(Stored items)
──────
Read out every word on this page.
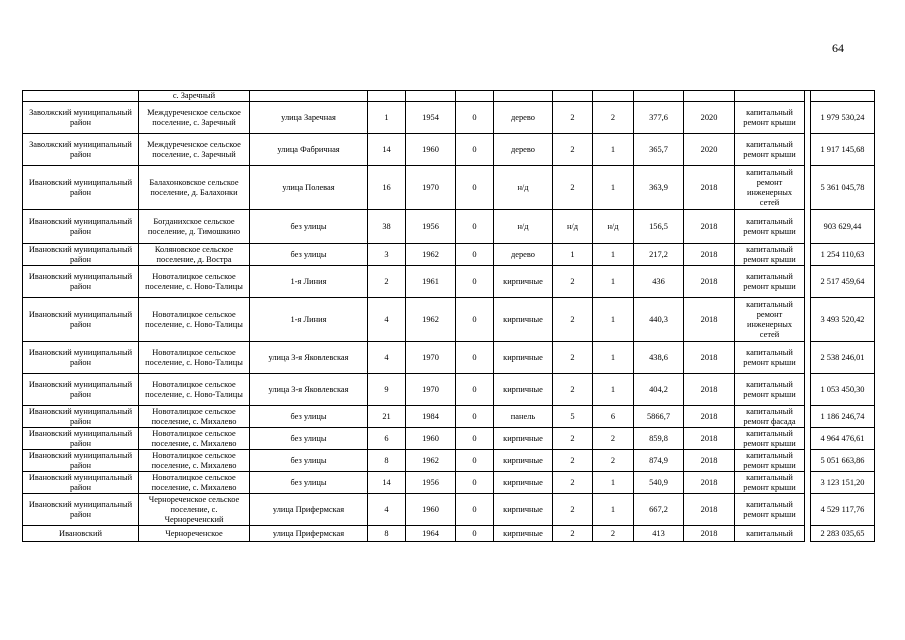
64
	с. Заречный												
Заволжский муниципальный район	Междуреченское сельское поселение, с. Заречный	улица Заречная	1	1954	0	дерево	2	2	377,6	2020	капитальный ремонт крыши		1 979 530,24
Заволжский муниципальный район	Междуреченское сельское поселение, с. Заречный	улица Фабричная	14	1960	0	дерево	2	1	365,7	2020	капитальный ремонт крыши		1 917 145,68
Ивановский муниципальный район	Балахонковское сельское поселение, д. Балахонки	улица Полевая	16	1970	0	н/д	2	1	363,9	2018	капитальный ремонт инженерных сетей		5 361 045,78
Ивановский муниципальный район	Богданихское сельское поселение, д. Тимошкино	без улицы	38	1956	0	н/д	н/д	н/д	156,5	2018	капитальный ремонт крыши		903 629,44
Ивановский муниципальный район	Коляновское сельское поселение, д. Востра	без улицы	3	1962	0	дерево	1	1	217,2	2018	капитальный ремонт крыши		1 254 110,63
Ивановский муниципальный район	Новоталицкое сельское поселение, с. Ново-Талицы	1-я Линия	2	1961	0	кирпичные	2	1	436	2018	капитальный ремонт крыши		2 517 459,64
Ивановский муниципальный район	Новоталицкое сельское поселение, с. Ново-Талицы	1-я Линия	4	1962	0	кирпичные	2	1	440,3	2018	капитальный ремонт инженерных сетей		3 493 520,42
Ивановский муниципальный район	Новоталицкое сельское поселение, с. Ново-Талицы	улица 3-я Яковлевская	4	1970	0	кирпичные	2	1	438,6	2018	капитальный ремонт крыши		2 538 246,01
Ивановский муниципальный район	Новоталицкое сельское поселение, с. Ново-Талицы	улица 3-я Яковлевская	9	1970	0	кирпичные	2	1	404,2	2018	капитальный ремонт крыши		1 053 450,30
Ивановский муниципальный район	Новоталицкое сельское поселение, с. Михалево	без улицы	21	1984	0	панель	5	6	5866,7	2018	капитальный ремонт фасада		1 186 246,74
Ивановский муниципальный район	Новоталицкое сельское поселение, с. Михалево	без улицы	6	1960	0	кирпичные	2	2	859,8	2018	капитальный ремонт крыши		4 964 476,61
Ивановский муниципальный район	Новоталицкое сельское поселение, с. Михалево	без улицы	8	1962	0	кирпичные	2	2	874,9	2018	капитальный ремонт крыши		5 051 663,86
Ивановский муниципальный район	Новоталицкое сельское поселение, с. Михалево	без улицы	14	1956	0	кирпичные	2	1	540,9	2018	капитальный ремонт крыши		3 123 151,20
Ивановский муниципальный район	Чернореченское сельское поселение, с. Чернореченский	улица Прифермская	4	1960	0	кирпичные	2	1	667,2	2018	капитальный ремонт крыши		4 529 117,76
Ивановский	Чернореченское	улица Прифермская	8	1964	0	кирпичные	2	2	413	2018	капитальный		2 283 035,65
──────
Short task
Check every line of the data, and copy the ones that contain "Прифермская".

Written response
Ивановский муниципальный район	Чернореченское сельское поселение, с. Чернореченский	улица Прифермская	4	1960	0	кирпичные	2	1	667,2	2018	капитальный ремонт крыши		4 529 117,76
Ивановский	Чернореченское	улица Прифермская	8	1964	0	кирпичные	2	2	413	2018	капитальный		2 283 035,65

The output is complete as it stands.